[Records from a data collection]
★ ★ ★ ★ ★ ★ ★
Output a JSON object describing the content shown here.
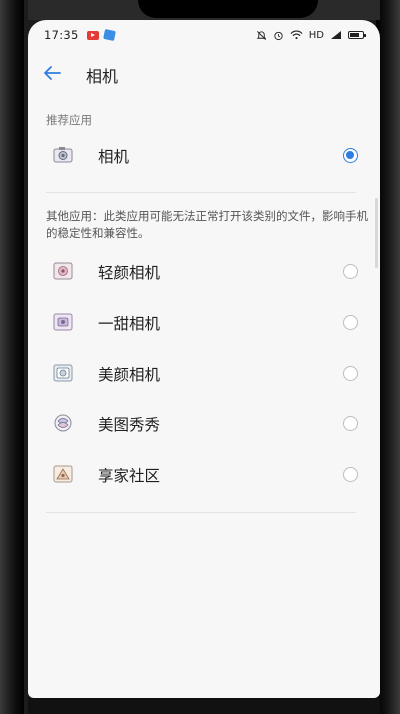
{
  "status_bar": {
    "time": "17:35",
    "hd_label": "HD",
    "battery_level": 0.75
  },
  "header": {
    "title": "相机"
  },
  "recommended": {
    "section_label": "推荐应用",
    "item": {
      "label": "相机",
      "icon": "camera-app-icon",
      "selected": true
    }
  },
  "others": {
    "warning": "其他应用：此类应用可能无法正常打开该类别的文件，影响手机的稳定性和兼容性。",
    "items": [
      {
        "label": "轻颜相机",
        "icon": "qingyan-camera-icon",
        "selected": false
      },
      {
        "label": "一甜相机",
        "icon": "yitian-camera-icon",
        "selected": false
      },
      {
        "label": "美颜相机",
        "icon": "meiyan-camera-icon",
        "selected": false
      },
      {
        "label": "美图秀秀",
        "icon": "meitu-icon",
        "selected": false
      },
      {
        "label": "享家社区",
        "icon": "xiangjia-community-icon",
        "selected": false
      }
    ]
  },
  "colors": {
    "accent": "#2f7de1",
    "background": "#f7f7f7"
  }
}
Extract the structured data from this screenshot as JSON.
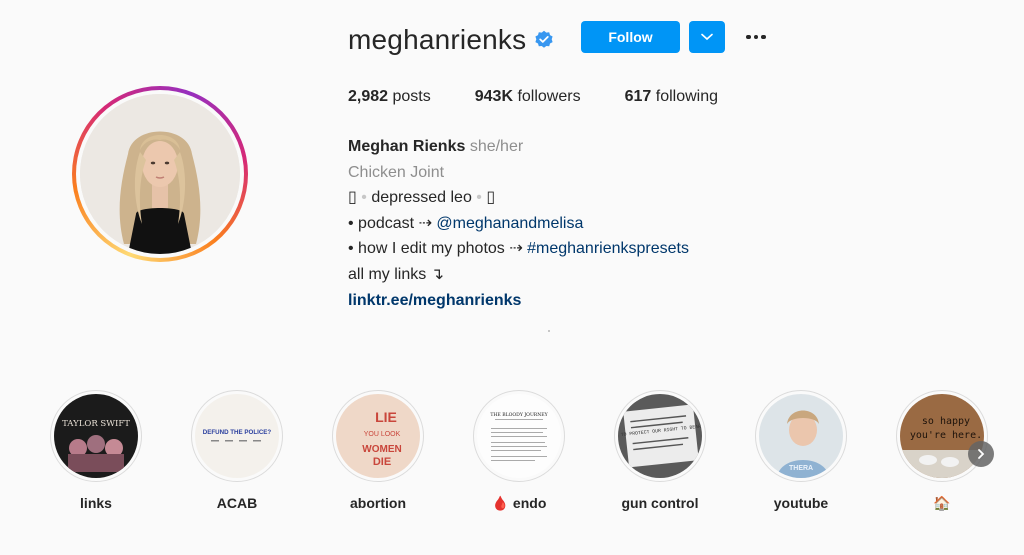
{
  "profile": {
    "username": "meghanrienks",
    "follow_label": "Follow",
    "stats": {
      "posts_count": "2,982",
      "posts_label": "posts",
      "followers_count": "943K",
      "followers_label": "followers",
      "following_count": "617",
      "following_label": "following"
    },
    "bio": {
      "name": "Meghan Rienks",
      "pronouns": "she/her",
      "category": "Chicken Joint",
      "line1_left": "▯",
      "line1_sep": "•",
      "line1_text": "depressed leo",
      "line1_right": "▯",
      "line2_prefix": "• podcast ⇢",
      "line2_link": "@meghanandmelisa",
      "line3_prefix": "• how I edit my photos ⇢",
      "line3_link": "#meghanrienkspresets",
      "line4": "all my links ↴",
      "website": "linktr.ee/meghanrienks"
    }
  },
  "highlights": [
    {
      "label": "links",
      "img_text": "TAYLOR SWIFT"
    },
    {
      "label": "ACAB",
      "img_text": "DEFUND THE POLICE?"
    },
    {
      "label": "abortion",
      "img_text_1": "LIE",
      "img_text_2": "YOU LOOK",
      "img_text_3": "WOMEN",
      "img_text_4": "DIE"
    },
    {
      "label": "🩸 endo",
      "img_text": "THE BLOODY JOURNEY"
    },
    {
      "label": "gun control",
      "img_text": "FORCE TO PROTECT OUR RIGHT TO BEAR ARMS"
    },
    {
      "label": "youtube",
      "img_text": "THERA"
    },
    {
      "label": "🏠",
      "img_text_1": "so happy",
      "img_text_2": "you're here."
    }
  ],
  "colors": {
    "follow_blue": "#0095f6",
    "verified_blue": "#3897f0",
    "link_blue": "#00376b"
  },
  "icons": {
    "verified": "verified-badge-icon",
    "dropdown": "chevron-down-icon",
    "more": "more-options-icon",
    "next": "chevron-right-icon"
  }
}
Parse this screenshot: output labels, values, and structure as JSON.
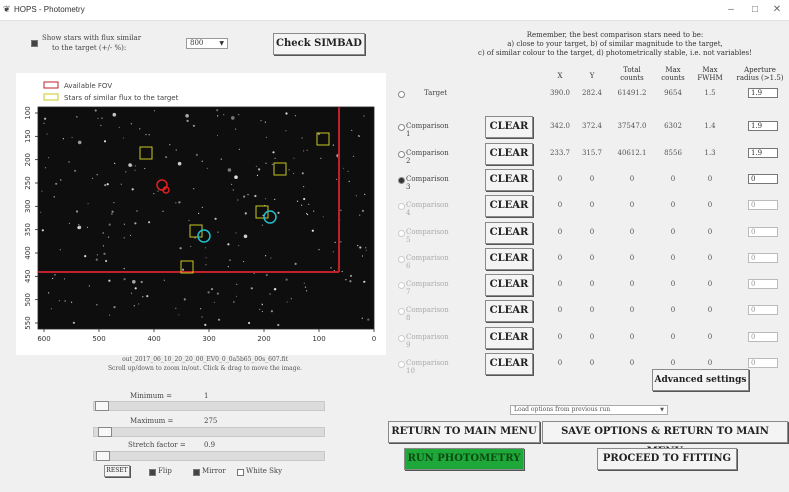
{
  "window": {
    "title": "HOPS - Photometry",
    "icon": "feather-icon"
  },
  "top_left": {
    "show_stars_label_line1": "Show stars with flux similar",
    "show_stars_label_line2": "to the target (+/- %):",
    "flux_percent_value": "800",
    "check_simbad_label": "Check SIMBAD"
  },
  "reminder": {
    "line1": "Remember, the best comparison stars need to be:",
    "line2": "a) close to your target, b) of similar magnitude to the target,",
    "line3": "c) of similar colour to the target, d) photometrically stable, i.e. not variables!"
  },
  "image_panel": {
    "legend_fov": "Available FOV",
    "legend_similar": "Stars of similar flux to the target",
    "filename": "out_2017_06_10_20_20_00_EV0_0_0a5b65_00s_607.fit",
    "hint": "Scroll up/down to zoom in/out. Click & drag to move the image.",
    "x_ticks": [
      "600",
      "500",
      "400",
      "300",
      "200",
      "100",
      "0"
    ],
    "y_ticks": [
      "100",
      "150",
      "200",
      "250",
      "300",
      "350",
      "400",
      "450",
      "500",
      "550"
    ]
  },
  "table": {
    "headers": {
      "x": "X",
      "y": "Y",
      "total_l1": "Total",
      "total_l2": "counts",
      "max_l1": "Max",
      "max_l2": "counts",
      "fwhm_l1": "Max",
      "fwhm_l2": "FWHM",
      "ap_l1": "Aperture",
      "ap_l2": "radius (>1.5)"
    },
    "clear_label": "CLEAR",
    "rows": [
      {
        "label": "Target",
        "x": "390.0",
        "y": "282.4",
        "total": "61491.2",
        "max": "9654",
        "fwhm": "1.5",
        "aperture": "1.9",
        "has_clear": false,
        "selected": false,
        "active": true
      },
      {
        "label": "Comparison 1",
        "x": "342.0",
        "y": "372.4",
        "total": "37547.0",
        "max": "6302",
        "fwhm": "1.4",
        "aperture": "1.9",
        "has_clear": true,
        "selected": false,
        "active": true
      },
      {
        "label": "Comparison 2",
        "x": "233.7",
        "y": "315.7",
        "total": "40612.1",
        "max": "8556",
        "fwhm": "1.3",
        "aperture": "1.9",
        "has_clear": true,
        "selected": false,
        "active": true
      },
      {
        "label": "Comparison 3",
        "x": "0",
        "y": "0",
        "total": "0",
        "max": "0",
        "fwhm": "0",
        "aperture": "0",
        "has_clear": true,
        "selected": true,
        "active": true
      },
      {
        "label": "Comparison 4",
        "x": "0",
        "y": "0",
        "total": "0",
        "max": "0",
        "fwhm": "0",
        "aperture": "0",
        "has_clear": true,
        "selected": false,
        "active": false
      },
      {
        "label": "Comparison 5",
        "x": "0",
        "y": "0",
        "total": "0",
        "max": "0",
        "fwhm": "0",
        "aperture": "0",
        "has_clear": true,
        "selected": false,
        "active": false
      },
      {
        "label": "Comparison 6",
        "x": "0",
        "y": "0",
        "total": "0",
        "max": "0",
        "fwhm": "0",
        "aperture": "0",
        "has_clear": true,
        "selected": false,
        "active": false
      },
      {
        "label": "Comparison 7",
        "x": "0",
        "y": "0",
        "total": "0",
        "max": "0",
        "fwhm": "0",
        "aperture": "0",
        "has_clear": true,
        "selected": false,
        "active": false
      },
      {
        "label": "Comparison 8",
        "x": "0",
        "y": "0",
        "total": "0",
        "max": "0",
        "fwhm": "0",
        "aperture": "0",
        "has_clear": true,
        "selected": false,
        "active": false
      },
      {
        "label": "Comparison 9",
        "x": "0",
        "y": "0",
        "total": "0",
        "max": "0",
        "fwhm": "0",
        "aperture": "0",
        "has_clear": true,
        "selected": false,
        "active": false
      },
      {
        "label": "Comparison 10",
        "x": "0",
        "y": "0",
        "total": "0",
        "max": "0",
        "fwhm": "0",
        "aperture": "0",
        "has_clear": true,
        "selected": false,
        "active": false
      }
    ]
  },
  "advanced_settings_label": "Advanced settings",
  "load_options_placeholder": "Load options from previous run",
  "sliders": {
    "minimum_label": "Minimum =",
    "minimum_value": "1",
    "maximum_label": "Maximum =",
    "maximum_value": "275",
    "stretch_label": "Stretch factor =",
    "stretch_value": "0.9"
  },
  "bottom_controls": {
    "reset_label": "RESET",
    "flip_label": "Flip",
    "flip_checked": true,
    "mirror_label": "Mirror",
    "mirror_checked": true,
    "white_sky_label": "White Sky",
    "white_sky_checked": false
  },
  "actions": {
    "return_main": "RETURN TO MAIN MENU",
    "save_return": "SAVE OPTIONS & RETURN TO MAIN MENU",
    "run_photometry": "RUN PHOTOMETRY",
    "proceed_fitting": "PROCEED TO FITTING"
  },
  "colors": {
    "run_green": "#1fa83a",
    "fov_red": "#c0202a",
    "similar_yellow": "#c8c820",
    "selected_cyan": "#20c0d0"
  }
}
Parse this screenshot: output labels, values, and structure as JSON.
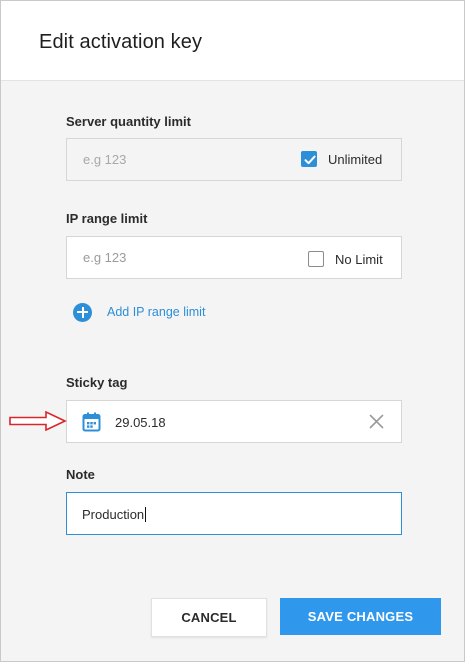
{
  "dialog": {
    "title": "Edit activation key"
  },
  "server_quantity": {
    "label": "Server quantity limit",
    "placeholder": "e.g 123",
    "checkbox_label": "Unlimited",
    "checked": true
  },
  "ip_range": {
    "label": "IP range limit",
    "placeholder": "e.g 123",
    "checkbox_label": "No Limit",
    "checked": false,
    "add_label": "Add IP range limit"
  },
  "sticky_tag": {
    "label": "Sticky tag",
    "value": "29.05.18",
    "icon": "calendar-icon"
  },
  "note": {
    "label": "Note",
    "value": "Production"
  },
  "buttons": {
    "cancel": "CANCEL",
    "save": "SAVE CHANGES"
  },
  "colors": {
    "accent": "#2c8fd8",
    "save_button": "#2f98ec",
    "annotation_arrow": "#d9262b"
  }
}
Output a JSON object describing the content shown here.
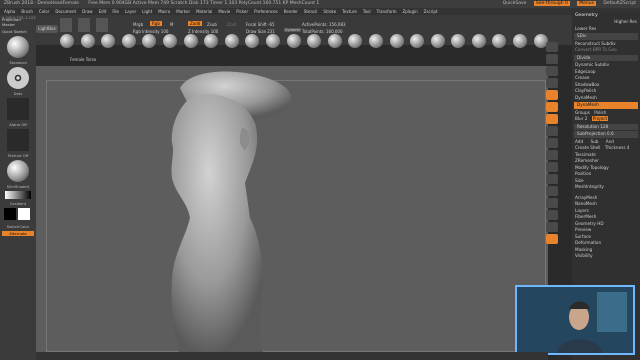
★ ★ ★ ★ ★ ★ ★
What you have to do → Look back over the material above and state how many lines hold the word "title". Write the number and nothing else.

Solution → 3